## Written exercise
From the entries below, gather every line containing the string "JSON".

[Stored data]

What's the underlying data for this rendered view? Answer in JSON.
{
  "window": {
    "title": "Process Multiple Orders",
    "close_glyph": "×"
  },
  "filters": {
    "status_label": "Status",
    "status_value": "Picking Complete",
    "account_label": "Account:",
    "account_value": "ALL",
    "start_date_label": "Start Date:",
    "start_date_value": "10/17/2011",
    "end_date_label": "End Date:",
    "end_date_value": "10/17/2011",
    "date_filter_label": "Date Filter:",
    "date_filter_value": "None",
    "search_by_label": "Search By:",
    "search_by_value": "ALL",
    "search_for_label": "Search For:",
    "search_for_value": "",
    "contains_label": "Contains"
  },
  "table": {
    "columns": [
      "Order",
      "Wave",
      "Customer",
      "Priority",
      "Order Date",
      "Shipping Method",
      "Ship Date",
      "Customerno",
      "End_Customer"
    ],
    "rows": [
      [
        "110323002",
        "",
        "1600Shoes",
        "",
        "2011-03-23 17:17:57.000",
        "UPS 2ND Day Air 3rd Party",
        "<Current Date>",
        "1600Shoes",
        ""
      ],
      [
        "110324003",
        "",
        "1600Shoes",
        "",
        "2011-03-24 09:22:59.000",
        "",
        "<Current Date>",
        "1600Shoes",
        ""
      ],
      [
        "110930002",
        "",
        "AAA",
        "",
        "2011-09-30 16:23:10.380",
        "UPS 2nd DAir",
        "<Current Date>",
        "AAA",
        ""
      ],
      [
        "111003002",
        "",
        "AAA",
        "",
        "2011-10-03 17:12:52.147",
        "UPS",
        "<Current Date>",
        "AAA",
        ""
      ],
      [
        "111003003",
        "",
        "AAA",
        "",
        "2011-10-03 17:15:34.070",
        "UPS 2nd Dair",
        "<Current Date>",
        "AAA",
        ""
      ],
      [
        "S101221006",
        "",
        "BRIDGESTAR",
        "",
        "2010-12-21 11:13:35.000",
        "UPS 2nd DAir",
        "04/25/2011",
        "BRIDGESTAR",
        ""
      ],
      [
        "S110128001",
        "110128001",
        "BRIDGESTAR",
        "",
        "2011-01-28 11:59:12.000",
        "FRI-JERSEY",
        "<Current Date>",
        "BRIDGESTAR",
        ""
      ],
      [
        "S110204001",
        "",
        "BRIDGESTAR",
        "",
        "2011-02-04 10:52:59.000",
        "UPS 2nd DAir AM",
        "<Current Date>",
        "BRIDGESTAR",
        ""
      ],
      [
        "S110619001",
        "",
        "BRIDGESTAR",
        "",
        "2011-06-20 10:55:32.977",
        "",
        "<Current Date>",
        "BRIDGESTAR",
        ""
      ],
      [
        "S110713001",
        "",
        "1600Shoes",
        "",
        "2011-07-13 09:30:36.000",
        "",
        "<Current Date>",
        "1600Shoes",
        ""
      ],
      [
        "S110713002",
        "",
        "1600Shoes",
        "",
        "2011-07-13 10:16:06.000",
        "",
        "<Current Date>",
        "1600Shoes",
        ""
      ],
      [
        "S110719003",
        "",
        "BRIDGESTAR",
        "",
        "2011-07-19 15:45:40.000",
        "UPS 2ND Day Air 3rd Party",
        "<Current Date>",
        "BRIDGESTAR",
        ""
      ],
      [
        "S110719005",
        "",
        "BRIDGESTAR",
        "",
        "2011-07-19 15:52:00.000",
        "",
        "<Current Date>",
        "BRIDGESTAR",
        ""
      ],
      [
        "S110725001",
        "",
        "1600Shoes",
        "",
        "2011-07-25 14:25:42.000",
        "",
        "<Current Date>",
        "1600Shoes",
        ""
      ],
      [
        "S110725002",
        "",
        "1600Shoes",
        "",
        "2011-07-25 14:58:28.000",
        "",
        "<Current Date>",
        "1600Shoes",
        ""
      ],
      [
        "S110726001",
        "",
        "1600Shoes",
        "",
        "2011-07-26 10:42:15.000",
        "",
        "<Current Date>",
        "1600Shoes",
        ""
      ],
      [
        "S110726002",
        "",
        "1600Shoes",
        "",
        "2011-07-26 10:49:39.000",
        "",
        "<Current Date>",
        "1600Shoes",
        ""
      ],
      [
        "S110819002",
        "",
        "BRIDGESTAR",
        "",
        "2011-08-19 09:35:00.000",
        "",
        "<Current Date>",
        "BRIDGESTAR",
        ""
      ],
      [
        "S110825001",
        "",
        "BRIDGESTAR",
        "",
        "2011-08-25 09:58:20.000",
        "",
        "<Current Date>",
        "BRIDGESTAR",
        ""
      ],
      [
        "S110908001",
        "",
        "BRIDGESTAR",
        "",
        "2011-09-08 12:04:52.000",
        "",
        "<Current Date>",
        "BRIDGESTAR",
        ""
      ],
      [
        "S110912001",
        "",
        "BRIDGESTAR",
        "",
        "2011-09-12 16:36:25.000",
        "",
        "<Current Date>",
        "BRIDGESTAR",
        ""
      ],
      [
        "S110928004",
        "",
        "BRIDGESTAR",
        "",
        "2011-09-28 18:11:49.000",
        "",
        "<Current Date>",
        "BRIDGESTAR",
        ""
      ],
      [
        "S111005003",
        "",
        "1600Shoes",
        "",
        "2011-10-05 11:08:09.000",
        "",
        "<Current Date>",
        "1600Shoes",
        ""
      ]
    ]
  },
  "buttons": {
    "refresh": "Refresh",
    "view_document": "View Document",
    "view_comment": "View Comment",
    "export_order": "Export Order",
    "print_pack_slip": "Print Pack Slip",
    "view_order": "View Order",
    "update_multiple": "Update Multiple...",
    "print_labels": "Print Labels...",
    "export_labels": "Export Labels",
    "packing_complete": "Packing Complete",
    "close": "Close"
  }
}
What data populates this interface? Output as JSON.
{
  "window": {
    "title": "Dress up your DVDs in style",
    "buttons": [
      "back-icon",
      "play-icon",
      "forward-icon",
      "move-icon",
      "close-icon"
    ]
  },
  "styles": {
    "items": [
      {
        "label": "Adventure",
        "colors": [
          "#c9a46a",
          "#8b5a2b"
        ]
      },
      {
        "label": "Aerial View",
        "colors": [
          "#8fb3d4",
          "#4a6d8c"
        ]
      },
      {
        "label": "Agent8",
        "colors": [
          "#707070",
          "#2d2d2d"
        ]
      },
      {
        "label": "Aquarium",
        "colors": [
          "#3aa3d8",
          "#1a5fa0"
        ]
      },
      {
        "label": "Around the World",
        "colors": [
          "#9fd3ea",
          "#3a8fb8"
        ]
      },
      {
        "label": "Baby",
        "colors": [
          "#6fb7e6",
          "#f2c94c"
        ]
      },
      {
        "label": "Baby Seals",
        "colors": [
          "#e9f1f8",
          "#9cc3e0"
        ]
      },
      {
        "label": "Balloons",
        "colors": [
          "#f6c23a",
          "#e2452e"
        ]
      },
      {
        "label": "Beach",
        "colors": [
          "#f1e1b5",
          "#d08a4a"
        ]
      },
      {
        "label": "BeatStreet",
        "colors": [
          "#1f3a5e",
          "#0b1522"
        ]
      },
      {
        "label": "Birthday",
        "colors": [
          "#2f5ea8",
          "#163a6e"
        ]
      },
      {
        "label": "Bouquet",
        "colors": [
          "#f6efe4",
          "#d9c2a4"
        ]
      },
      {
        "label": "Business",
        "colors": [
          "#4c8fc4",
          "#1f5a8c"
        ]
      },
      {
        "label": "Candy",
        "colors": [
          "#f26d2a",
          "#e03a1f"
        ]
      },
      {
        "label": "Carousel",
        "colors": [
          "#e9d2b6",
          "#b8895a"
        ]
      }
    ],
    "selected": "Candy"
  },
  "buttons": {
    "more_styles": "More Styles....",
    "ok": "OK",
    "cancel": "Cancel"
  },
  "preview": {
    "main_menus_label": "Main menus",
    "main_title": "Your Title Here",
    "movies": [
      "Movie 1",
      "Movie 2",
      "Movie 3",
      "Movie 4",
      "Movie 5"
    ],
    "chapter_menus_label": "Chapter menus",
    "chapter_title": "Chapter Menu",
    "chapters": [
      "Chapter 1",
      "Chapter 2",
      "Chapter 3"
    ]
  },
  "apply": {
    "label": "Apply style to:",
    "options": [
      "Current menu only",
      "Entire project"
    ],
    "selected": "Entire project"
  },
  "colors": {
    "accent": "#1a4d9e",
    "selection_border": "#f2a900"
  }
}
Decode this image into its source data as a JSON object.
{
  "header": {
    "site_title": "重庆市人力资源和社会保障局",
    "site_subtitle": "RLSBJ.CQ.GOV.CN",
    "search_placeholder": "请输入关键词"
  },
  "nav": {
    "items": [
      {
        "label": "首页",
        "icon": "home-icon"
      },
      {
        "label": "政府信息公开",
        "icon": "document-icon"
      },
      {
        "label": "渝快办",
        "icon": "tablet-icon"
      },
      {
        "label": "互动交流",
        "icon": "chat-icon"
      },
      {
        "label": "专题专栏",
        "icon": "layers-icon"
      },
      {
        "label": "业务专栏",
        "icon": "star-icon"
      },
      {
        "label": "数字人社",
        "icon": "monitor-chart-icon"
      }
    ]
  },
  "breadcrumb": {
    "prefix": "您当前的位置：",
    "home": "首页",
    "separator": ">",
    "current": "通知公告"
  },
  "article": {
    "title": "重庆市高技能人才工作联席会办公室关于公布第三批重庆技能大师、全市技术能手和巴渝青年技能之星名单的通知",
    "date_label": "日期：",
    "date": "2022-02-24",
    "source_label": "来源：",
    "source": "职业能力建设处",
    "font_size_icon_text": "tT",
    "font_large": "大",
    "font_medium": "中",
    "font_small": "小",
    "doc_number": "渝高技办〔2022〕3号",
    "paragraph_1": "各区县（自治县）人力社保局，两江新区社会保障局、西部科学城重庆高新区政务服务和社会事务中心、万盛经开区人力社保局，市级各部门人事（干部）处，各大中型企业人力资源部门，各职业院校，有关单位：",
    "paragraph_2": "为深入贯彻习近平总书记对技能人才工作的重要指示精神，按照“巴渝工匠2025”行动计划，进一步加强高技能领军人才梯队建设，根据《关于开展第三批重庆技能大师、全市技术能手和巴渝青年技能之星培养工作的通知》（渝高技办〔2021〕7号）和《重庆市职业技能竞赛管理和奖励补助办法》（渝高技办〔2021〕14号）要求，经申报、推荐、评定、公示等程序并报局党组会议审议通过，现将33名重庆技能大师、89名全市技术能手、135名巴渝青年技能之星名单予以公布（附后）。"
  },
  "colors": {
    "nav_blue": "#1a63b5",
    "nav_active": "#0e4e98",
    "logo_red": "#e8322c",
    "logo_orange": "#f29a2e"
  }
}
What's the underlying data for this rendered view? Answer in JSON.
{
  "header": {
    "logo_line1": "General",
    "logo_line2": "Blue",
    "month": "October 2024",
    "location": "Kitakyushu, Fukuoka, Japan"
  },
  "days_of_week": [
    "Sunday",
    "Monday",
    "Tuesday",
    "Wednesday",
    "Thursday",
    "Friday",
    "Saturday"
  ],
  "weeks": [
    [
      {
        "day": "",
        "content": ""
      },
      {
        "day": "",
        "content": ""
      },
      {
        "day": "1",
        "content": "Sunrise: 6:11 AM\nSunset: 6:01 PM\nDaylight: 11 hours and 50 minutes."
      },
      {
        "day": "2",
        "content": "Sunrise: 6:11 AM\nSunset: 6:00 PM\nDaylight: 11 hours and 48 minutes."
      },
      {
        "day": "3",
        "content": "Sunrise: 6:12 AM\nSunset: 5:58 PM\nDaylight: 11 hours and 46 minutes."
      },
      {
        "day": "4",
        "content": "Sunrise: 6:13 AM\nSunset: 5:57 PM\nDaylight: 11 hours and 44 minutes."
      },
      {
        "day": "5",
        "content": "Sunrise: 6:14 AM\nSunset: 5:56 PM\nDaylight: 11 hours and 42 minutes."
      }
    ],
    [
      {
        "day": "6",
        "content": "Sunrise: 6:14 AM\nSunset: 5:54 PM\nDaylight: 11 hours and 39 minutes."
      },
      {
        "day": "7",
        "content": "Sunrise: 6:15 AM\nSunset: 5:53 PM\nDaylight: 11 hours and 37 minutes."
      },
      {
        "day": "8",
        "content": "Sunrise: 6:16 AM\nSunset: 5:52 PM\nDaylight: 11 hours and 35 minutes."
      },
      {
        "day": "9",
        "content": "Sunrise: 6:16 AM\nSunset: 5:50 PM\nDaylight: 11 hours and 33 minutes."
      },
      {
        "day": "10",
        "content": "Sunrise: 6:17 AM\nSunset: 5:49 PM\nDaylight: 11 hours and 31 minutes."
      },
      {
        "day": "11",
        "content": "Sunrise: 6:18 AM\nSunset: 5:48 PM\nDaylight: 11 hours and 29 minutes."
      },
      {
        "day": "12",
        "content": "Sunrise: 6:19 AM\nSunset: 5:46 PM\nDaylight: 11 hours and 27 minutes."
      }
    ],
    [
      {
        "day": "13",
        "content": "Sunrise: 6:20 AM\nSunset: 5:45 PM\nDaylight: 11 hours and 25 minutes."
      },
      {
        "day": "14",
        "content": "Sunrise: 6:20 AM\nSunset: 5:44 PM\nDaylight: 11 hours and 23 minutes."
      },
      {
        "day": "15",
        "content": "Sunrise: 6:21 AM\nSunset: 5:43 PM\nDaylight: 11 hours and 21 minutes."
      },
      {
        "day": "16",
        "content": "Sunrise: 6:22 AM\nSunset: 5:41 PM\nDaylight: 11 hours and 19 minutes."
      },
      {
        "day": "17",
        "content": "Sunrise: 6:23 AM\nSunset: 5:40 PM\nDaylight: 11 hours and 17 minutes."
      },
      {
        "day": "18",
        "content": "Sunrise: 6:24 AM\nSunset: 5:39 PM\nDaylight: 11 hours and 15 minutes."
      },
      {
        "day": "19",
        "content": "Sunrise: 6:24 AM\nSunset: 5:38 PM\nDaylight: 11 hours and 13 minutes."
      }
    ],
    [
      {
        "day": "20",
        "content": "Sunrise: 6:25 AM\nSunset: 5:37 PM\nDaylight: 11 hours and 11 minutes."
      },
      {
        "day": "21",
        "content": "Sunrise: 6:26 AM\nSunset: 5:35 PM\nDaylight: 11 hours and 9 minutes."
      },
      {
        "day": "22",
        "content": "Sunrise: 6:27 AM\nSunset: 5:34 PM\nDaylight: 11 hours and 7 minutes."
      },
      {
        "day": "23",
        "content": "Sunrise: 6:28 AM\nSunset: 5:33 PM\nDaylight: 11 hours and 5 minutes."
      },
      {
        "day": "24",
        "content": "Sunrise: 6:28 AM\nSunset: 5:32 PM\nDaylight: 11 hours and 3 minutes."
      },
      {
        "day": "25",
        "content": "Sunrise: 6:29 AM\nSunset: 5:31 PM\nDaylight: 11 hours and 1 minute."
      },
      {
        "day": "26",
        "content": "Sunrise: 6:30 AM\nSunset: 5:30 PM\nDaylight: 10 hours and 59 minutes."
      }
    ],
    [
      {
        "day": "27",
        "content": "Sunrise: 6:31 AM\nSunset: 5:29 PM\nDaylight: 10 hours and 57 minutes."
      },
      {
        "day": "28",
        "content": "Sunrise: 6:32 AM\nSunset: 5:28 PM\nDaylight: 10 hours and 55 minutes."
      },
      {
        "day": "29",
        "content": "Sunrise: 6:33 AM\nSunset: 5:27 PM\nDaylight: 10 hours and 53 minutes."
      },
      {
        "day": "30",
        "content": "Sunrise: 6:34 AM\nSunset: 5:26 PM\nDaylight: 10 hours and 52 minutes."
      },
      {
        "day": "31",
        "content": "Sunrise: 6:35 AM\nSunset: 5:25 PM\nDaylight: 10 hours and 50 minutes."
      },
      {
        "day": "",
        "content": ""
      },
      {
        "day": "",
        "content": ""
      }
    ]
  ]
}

## Task response
What's the underlying data for this rendered view? Answer in JSON.
What data populates this interface? Output as JSON.
Decode this image into its source data as a JSON object.
What's the underlying data for this rendered view? Answer in JSON.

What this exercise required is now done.